WRITTEN REQUEST:
Copy each line of the material below that includes the string "screenshot".
------------------------------------------------------------
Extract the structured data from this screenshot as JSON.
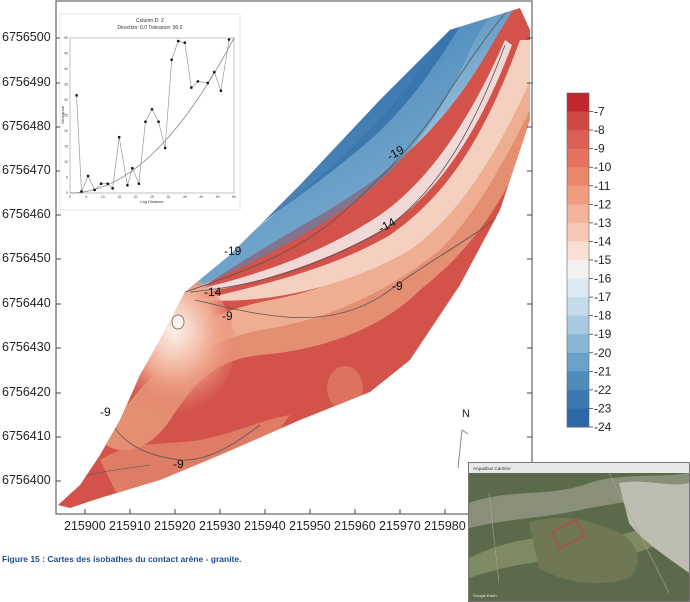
{
  "map": {
    "y_ticks": [
      "6756500",
      "6756490",
      "6756480",
      "6756470",
      "6756460",
      "6756450",
      "6756440",
      "6756430",
      "6756420",
      "6756410",
      "6756400"
    ],
    "x_ticks": [
      "215900",
      "215910",
      "215920",
      "215930",
      "215940",
      "215950",
      "215960",
      "215970",
      "215980"
    ],
    "contour_labels": [
      "-19",
      "-14",
      "-19",
      "-14",
      "-9",
      "-9",
      "-9",
      "-9"
    ],
    "north_label": "N"
  },
  "legend": {
    "levels": [
      "-7",
      "-8",
      "-9",
      "-10",
      "-11",
      "-12",
      "-13",
      "-14",
      "-15",
      "-16",
      "-17",
      "-18",
      "-19",
      "-20",
      "-21",
      "-22",
      "-23",
      "-24"
    ],
    "colors": [
      "#c1272d",
      "#cf4a44",
      "#da5f55",
      "#e3725f",
      "#ea876d",
      "#f09c80",
      "#f4b29a",
      "#f7c8b5",
      "#fae0d4",
      "#f2f0f0",
      "#dde9f2",
      "#c4dbea",
      "#a8cae0",
      "#8ab6d5",
      "#6ba1c9",
      "#4f8cbc",
      "#3a7ab1",
      "#2b6aa6"
    ]
  },
  "variogram": {
    "title_line1": "Column D: Z",
    "title_line2": "Direction: 0.0   Tolerance: 90.0",
    "xlabel": "Lag Distance",
    "ylabel": "Variogram",
    "x_ticks": [
      "0",
      "5",
      "10",
      "15",
      "20",
      "25",
      "30",
      "35",
      "40",
      "45",
      "50"
    ],
    "y_ticks": [
      "0",
      "5",
      "10",
      "15",
      "20",
      "25",
      "30",
      "35",
      "40",
      "45",
      "50"
    ]
  },
  "chart_data": {
    "type": "line",
    "title": "Column D: Z",
    "xlabel": "Lag Distance",
    "ylabel": "Variogram",
    "xlim": [
      0,
      50
    ],
    "ylim": [
      0,
      50
    ],
    "series": [
      {
        "x": [
          2,
          3.5,
          5.5,
          7.5,
          9.5,
          11.5,
          13,
          15,
          17.5,
          19,
          21,
          23,
          25,
          27,
          29,
          31,
          33,
          35,
          37,
          39,
          42,
          44,
          46,
          48.5
        ],
        "y": [
          31.5,
          0.5,
          5.5,
          1,
          3,
          3,
          1.5,
          18,
          2.5,
          8,
          3,
          23,
          27,
          23,
          14.5,
          43,
          49,
          48.5,
          34,
          36,
          35.5,
          39,
          33,
          49.5
        ]
      }
    ],
    "model_curve": "parabolic"
  },
  "caption": "Figure 15 :  Cartes des isobathes du contact arène - granite.",
  "inset": {
    "title": "Arquaibus Carrière",
    "footer": "Google Earth"
  }
}
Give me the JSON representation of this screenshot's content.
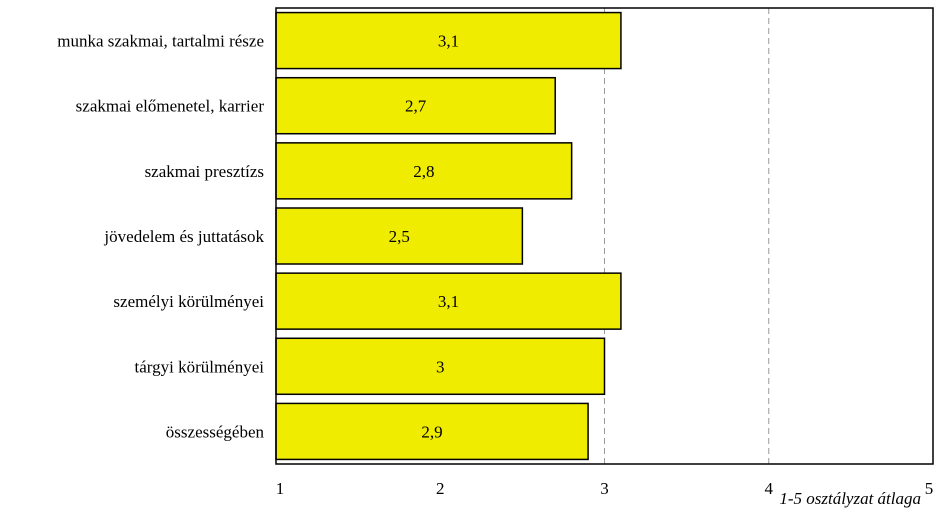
{
  "chart_data": {
    "type": "bar",
    "orientation": "horizontal",
    "categories": [
      "munka szakmai, tartalmi része",
      "szakmai előmenetel, karrier",
      "szakmai presztízs",
      "jövedelem és juttatások",
      "személyi körülményei",
      "tárgyi körülményei",
      "összességében"
    ],
    "values": [
      3.1,
      2.7,
      2.8,
      2.5,
      3.1,
      3,
      2.9
    ],
    "value_labels": [
      "3,1",
      "2,7",
      "2,8",
      "2,5",
      "3,1",
      "3",
      "2,9"
    ],
    "xlim": [
      1,
      5
    ],
    "xticks": [
      1,
      2,
      3,
      4,
      5
    ],
    "xtick_labels": [
      "1",
      "2",
      "3",
      "4",
      "5"
    ],
    "xlabel": "1-5 osztályzat átlaga",
    "ylabel": "",
    "title": "",
    "bar_color": "#f0ec00",
    "gridlines": "vertical dashed at 3 and 4",
    "legend": "none"
  }
}
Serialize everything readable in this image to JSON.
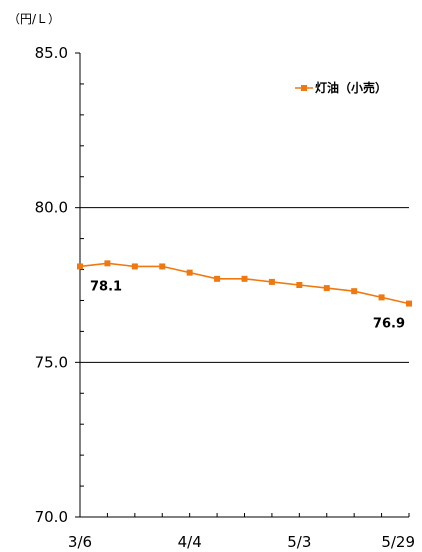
{
  "chart_data": {
    "type": "line",
    "unit_label": "（円/Ｌ）",
    "ylim": [
      70.0,
      85.0
    ],
    "y_ticks": [
      "85.0",
      "80.0",
      "75.0",
      "70.0"
    ],
    "y_tick_values": [
      85.0,
      80.0,
      75.0,
      70.0
    ],
    "gridlines_at": [
      80.0,
      75.0
    ],
    "x_tick_labels": [
      "3/6",
      "4/4",
      "5/3",
      "5/29"
    ],
    "x_tick_indices": [
      0,
      4,
      8,
      12
    ],
    "legend_position": "top-right",
    "series": [
      {
        "name": "灯油（小売）",
        "color": "#F07810",
        "values": [
          78.1,
          78.2,
          78.1,
          78.1,
          77.9,
          77.7,
          77.7,
          77.6,
          77.5,
          77.4,
          77.3,
          77.1,
          76.9
        ]
      }
    ],
    "data_labels": [
      {
        "index": 0,
        "text": "78.1"
      },
      {
        "index": 12,
        "text": "76.9"
      }
    ]
  }
}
------------------------------------------------------------
ANSWER TO THIS PROBLEM:
Extract the structured data from this screenshot as JSON.
Give me the JSON representation of this screenshot's content.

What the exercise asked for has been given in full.